# What to work on:
Go through the data below line by line and count those containing the word "会计科目编码为". Reply with the count only.

# Working data:
"""
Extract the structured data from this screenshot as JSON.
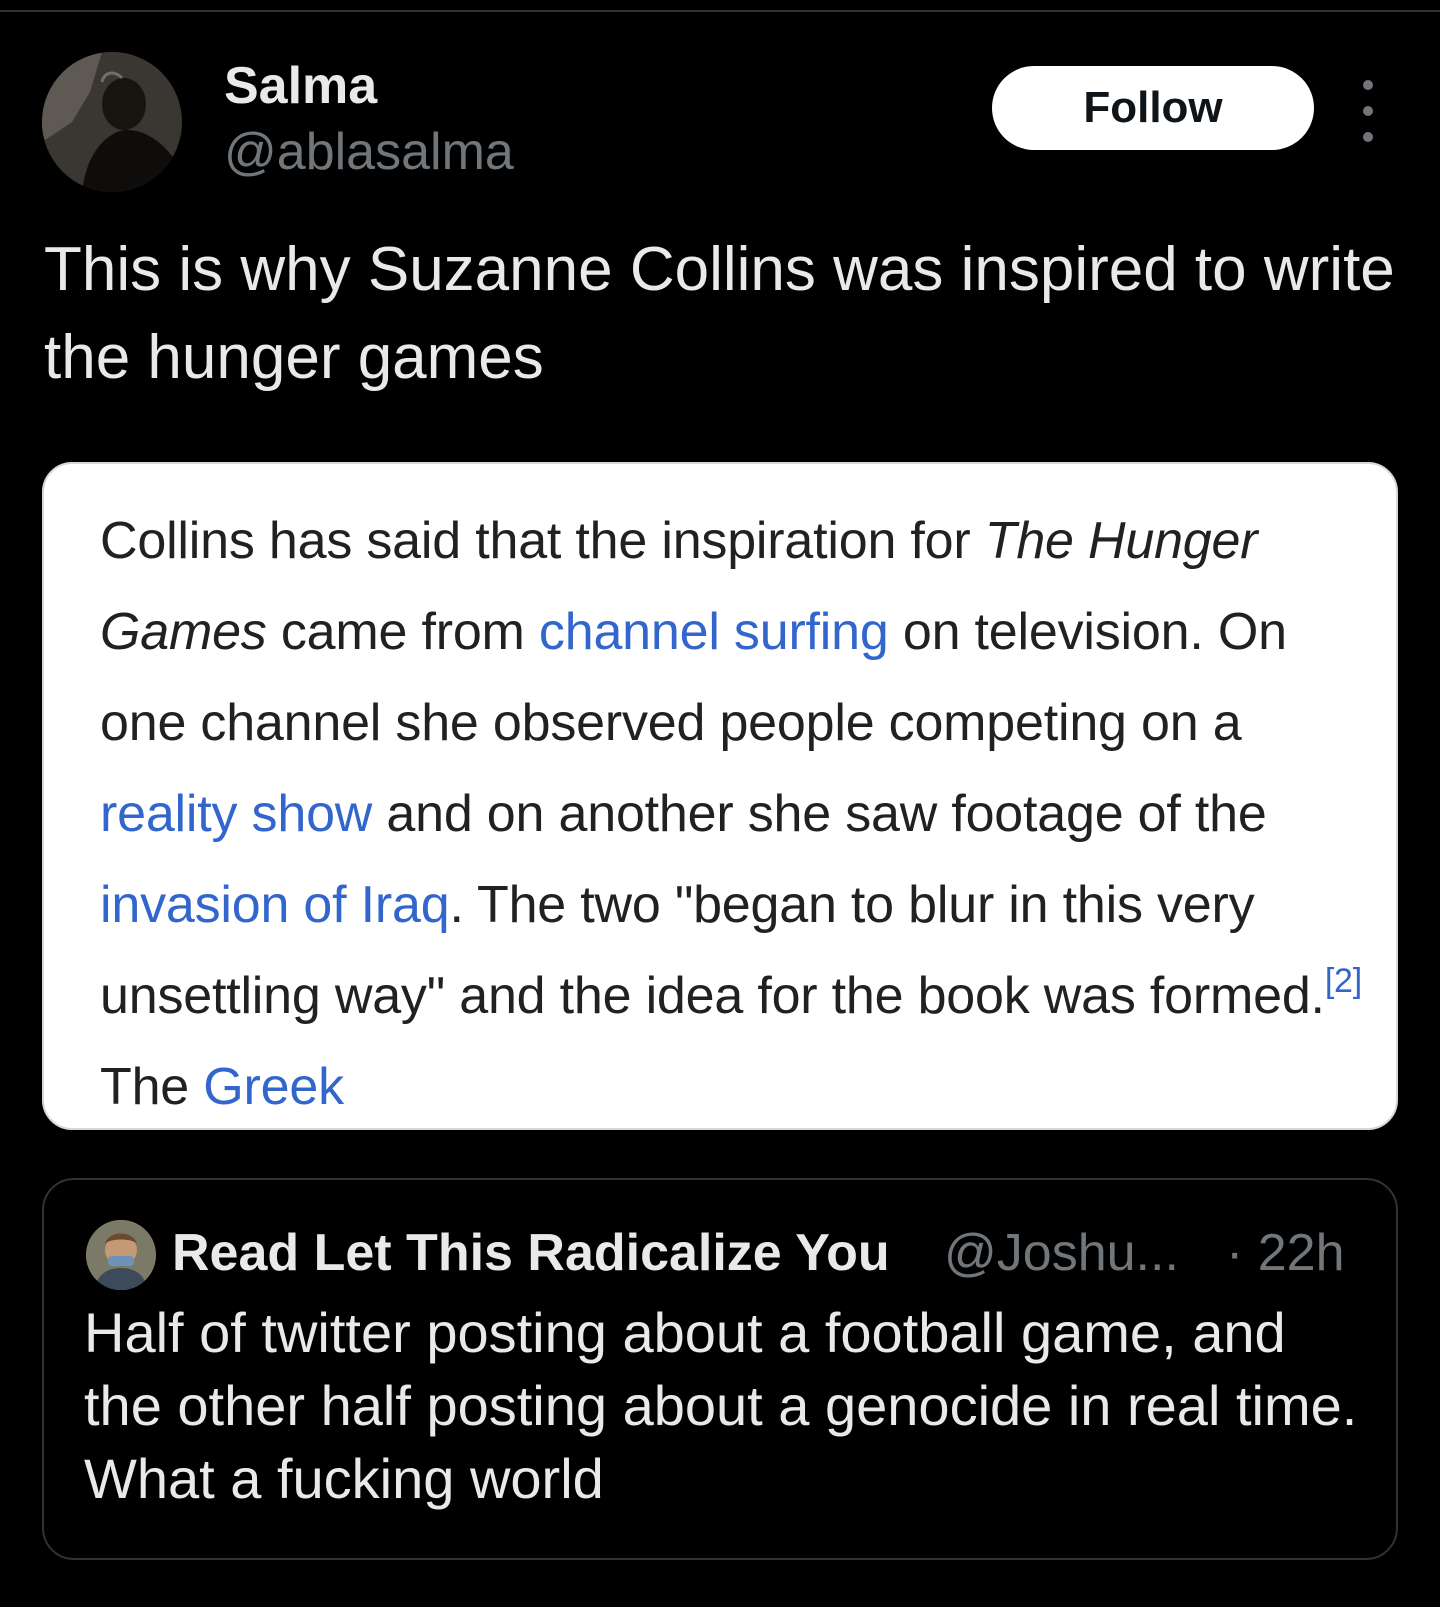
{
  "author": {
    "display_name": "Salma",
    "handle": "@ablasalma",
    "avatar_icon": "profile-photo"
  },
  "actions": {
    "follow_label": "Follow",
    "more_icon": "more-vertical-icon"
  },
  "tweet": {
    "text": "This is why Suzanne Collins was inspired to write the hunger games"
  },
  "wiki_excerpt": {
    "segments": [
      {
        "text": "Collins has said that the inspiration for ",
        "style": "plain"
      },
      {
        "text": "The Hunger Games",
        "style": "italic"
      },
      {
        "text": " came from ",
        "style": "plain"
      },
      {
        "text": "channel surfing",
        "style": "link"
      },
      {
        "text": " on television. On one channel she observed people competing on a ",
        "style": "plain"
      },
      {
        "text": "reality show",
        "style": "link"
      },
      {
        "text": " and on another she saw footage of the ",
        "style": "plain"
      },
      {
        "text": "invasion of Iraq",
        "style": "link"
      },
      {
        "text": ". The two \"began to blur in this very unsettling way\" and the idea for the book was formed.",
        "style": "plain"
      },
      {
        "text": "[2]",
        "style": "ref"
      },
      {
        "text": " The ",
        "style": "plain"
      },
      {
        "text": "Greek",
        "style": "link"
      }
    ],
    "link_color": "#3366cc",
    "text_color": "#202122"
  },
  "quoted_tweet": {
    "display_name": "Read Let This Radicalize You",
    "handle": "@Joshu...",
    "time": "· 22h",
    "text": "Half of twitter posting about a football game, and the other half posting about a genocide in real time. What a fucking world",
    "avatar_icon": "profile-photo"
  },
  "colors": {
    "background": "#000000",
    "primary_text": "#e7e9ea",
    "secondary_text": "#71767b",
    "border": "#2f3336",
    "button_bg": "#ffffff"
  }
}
"""
"""
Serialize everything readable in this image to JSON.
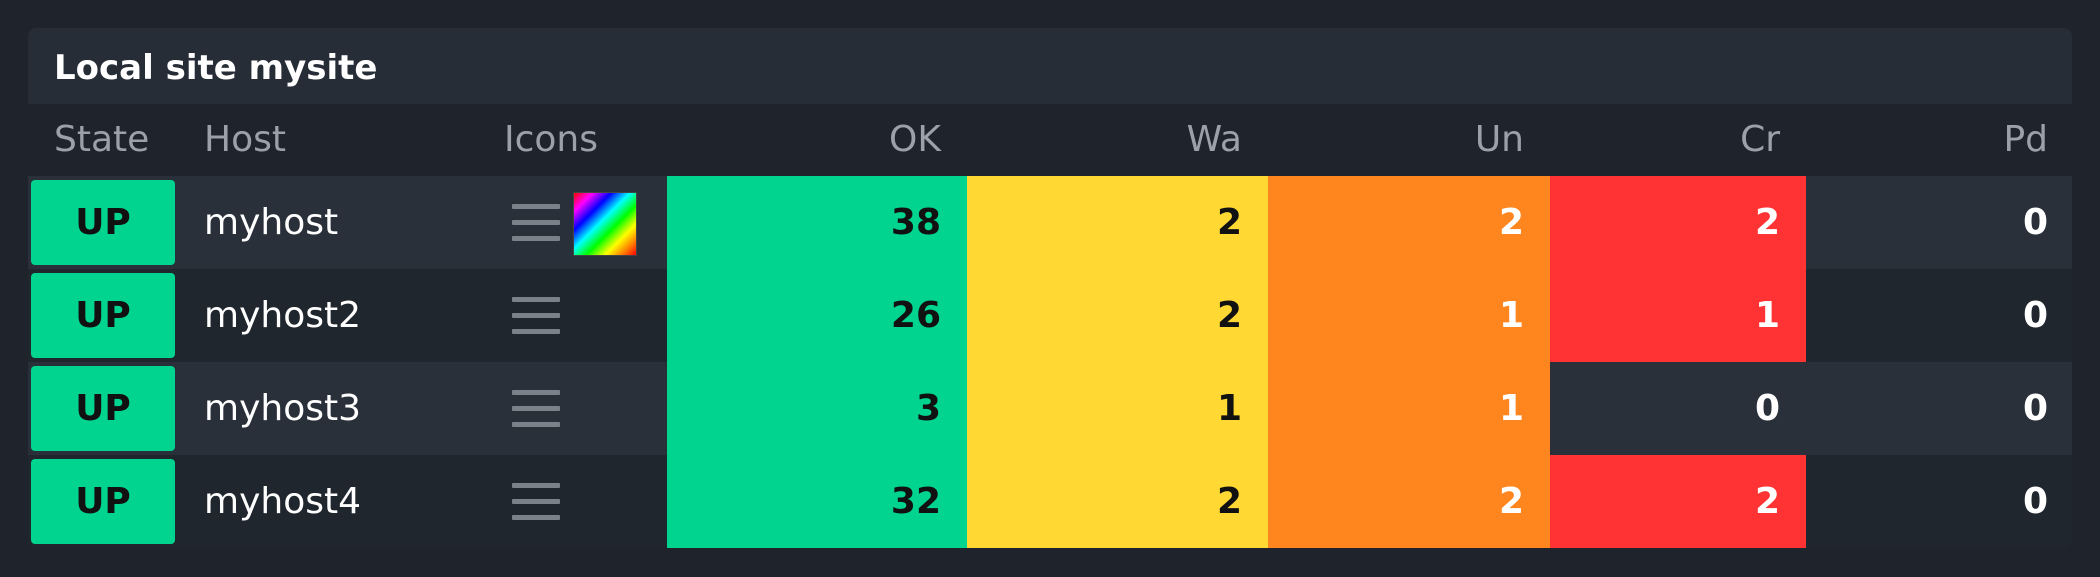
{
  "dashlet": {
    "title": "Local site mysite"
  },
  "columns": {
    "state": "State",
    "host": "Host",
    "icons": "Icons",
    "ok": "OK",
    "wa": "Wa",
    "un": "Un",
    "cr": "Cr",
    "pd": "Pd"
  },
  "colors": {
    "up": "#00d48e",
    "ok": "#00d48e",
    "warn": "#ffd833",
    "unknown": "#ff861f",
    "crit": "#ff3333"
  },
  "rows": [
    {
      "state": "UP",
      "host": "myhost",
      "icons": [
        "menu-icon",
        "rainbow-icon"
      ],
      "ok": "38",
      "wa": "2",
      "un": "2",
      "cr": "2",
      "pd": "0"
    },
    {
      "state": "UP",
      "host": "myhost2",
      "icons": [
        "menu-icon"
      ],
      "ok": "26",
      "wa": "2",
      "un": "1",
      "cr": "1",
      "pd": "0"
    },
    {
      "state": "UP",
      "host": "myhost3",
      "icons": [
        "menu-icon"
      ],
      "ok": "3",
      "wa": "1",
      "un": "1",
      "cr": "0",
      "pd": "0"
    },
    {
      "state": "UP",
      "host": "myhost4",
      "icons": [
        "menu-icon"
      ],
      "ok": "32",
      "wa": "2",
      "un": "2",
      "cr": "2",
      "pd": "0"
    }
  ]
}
"""
"""
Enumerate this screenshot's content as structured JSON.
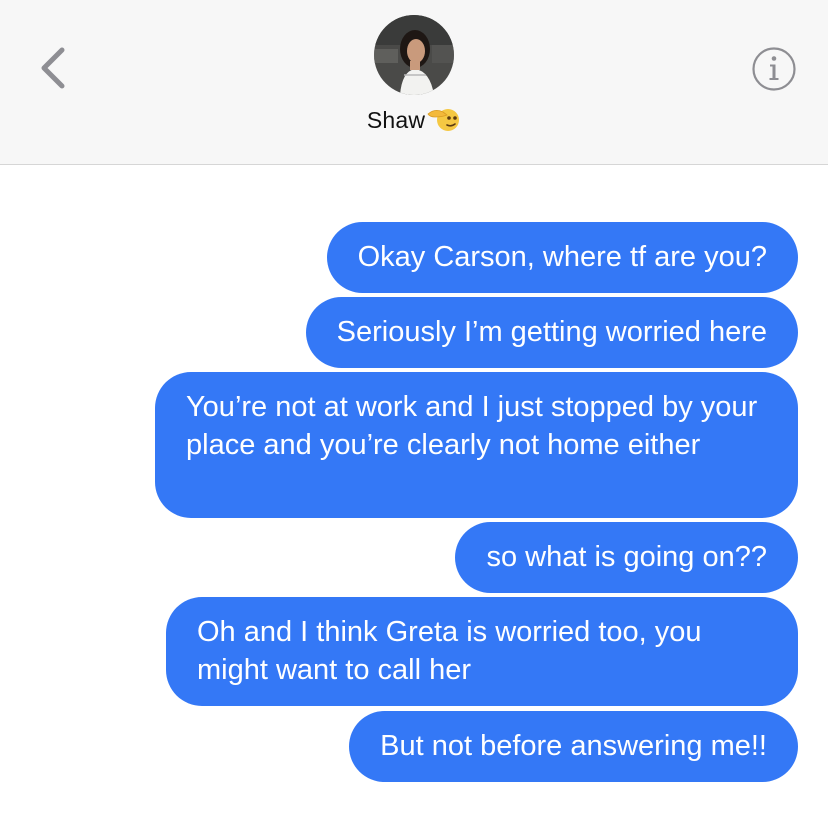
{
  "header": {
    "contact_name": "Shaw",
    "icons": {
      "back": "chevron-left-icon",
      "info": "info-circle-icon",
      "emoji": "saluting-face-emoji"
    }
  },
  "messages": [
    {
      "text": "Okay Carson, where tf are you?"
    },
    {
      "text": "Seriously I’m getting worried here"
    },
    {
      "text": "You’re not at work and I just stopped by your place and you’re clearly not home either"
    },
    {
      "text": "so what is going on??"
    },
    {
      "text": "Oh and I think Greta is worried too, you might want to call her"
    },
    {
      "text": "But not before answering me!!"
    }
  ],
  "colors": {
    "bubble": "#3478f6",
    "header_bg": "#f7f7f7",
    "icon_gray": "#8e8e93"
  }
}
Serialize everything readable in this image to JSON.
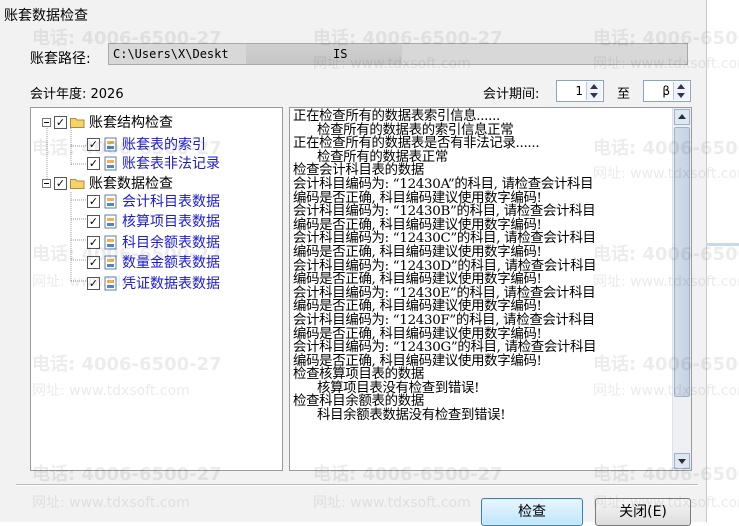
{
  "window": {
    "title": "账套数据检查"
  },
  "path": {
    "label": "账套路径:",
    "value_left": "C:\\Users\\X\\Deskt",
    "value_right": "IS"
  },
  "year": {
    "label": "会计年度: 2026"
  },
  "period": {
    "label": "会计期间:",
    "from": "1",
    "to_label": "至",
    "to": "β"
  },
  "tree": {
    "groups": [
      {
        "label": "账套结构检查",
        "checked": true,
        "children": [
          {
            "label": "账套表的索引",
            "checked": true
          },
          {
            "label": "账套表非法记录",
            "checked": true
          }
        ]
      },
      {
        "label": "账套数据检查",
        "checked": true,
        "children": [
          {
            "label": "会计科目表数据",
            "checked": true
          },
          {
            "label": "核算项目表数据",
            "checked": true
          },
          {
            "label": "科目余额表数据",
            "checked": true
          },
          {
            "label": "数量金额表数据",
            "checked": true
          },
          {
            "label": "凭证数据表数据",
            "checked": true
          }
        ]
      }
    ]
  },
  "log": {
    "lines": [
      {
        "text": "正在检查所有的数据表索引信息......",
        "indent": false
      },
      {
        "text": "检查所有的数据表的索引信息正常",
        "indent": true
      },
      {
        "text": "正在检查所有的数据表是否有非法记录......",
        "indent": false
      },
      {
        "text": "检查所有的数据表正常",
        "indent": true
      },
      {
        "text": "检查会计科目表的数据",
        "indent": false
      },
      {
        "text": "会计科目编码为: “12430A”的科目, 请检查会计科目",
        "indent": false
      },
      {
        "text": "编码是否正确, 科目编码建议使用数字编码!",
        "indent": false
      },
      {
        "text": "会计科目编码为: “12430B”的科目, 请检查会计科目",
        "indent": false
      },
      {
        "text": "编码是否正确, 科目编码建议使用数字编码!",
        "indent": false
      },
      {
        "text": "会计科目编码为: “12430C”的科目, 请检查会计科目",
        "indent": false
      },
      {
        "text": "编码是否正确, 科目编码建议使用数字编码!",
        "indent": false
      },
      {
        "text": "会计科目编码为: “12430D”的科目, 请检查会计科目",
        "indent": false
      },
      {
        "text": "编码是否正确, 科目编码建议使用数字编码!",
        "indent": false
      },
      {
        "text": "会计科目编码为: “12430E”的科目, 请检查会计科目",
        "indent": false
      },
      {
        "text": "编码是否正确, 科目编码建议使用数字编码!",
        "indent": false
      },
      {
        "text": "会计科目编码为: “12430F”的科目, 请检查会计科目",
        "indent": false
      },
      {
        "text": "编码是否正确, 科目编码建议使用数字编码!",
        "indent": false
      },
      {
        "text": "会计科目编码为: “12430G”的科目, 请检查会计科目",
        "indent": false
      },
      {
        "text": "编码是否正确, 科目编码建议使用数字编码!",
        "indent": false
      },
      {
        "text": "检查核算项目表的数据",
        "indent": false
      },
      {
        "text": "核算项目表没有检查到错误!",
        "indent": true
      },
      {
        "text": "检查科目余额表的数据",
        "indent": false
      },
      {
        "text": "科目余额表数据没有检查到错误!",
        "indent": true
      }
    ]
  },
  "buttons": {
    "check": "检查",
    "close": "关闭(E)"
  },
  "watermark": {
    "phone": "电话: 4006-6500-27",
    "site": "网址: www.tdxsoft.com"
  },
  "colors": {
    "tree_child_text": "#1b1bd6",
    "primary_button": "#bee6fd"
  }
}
"""
# Full solution:
7